Please write out the material below exactly as given.

═════ Data for processing

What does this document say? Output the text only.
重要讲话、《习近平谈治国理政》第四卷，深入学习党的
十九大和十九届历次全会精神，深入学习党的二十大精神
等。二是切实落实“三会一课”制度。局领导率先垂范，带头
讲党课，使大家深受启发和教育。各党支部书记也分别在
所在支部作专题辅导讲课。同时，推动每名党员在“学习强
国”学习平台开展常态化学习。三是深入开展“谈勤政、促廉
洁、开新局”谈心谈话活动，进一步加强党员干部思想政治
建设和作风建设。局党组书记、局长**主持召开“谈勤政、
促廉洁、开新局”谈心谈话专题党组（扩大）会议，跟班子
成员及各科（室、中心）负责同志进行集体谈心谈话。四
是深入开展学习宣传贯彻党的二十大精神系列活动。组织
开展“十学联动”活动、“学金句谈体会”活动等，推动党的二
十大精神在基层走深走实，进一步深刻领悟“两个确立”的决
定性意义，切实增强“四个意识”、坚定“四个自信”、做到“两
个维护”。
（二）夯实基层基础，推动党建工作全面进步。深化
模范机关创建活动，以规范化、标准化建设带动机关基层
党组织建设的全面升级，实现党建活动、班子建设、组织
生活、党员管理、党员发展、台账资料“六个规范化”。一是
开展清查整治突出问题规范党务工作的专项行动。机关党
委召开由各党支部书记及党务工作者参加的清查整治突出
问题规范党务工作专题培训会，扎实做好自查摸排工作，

══════════

Solution to this task =
What does this document say? Output the text only.
重要讲话、《习近平谈治国理政》第四卷，深入学习党的
十九大和十九届历次全会精神，深入学习党的二十大精神
等。二是切实落实“三会一课”制度。局领导率先垂范，带头
讲党课，使大家深受启发和教育。各党支部书记也分别在
所在支部作专题辅导讲课。同时，推动每名党员在“学习强
国”学习平台开展常态化学习。三是深入开展“谈勤政、促廉
洁、开新局”谈心谈话活动，进一步加强党员干部思想政治
建设和作风建设。局党组书记、局长**主持召开“谈勤政、
促廉洁、开新局”谈心谈话专题党组（扩大）会议，跟班子
成员及各科（室、中心）负责同志进行集体谈心谈话。四
是深入开展学习宣传贯彻党的二十大精神系列活动。组织
开展“十学联动”活动、“学金句谈体会”活动等，推动党的二
十大精神在基层走深走实，进一步深刻领悟“两个确立”的决
定性意义，切实增强“四个意识”、坚定“四个自信”、做到“两
个维护”。
（二）夯实基层基础，推动党建工作全面进步。深化
模范机关创建活动，以规范化、标准化建设带动机关基层
党组织建设的全面升级，实现党建活动、班子建设、组织
生活、党员管理、党员发展、台账资料“六个规范化”。一是
开展清查整治突出问题规范党务工作的专项行动。机关党
委召开由各党支部书记及党务工作者参加的清查整治突出
问题规范党务工作专题培训会，扎实做好自查摸排工作，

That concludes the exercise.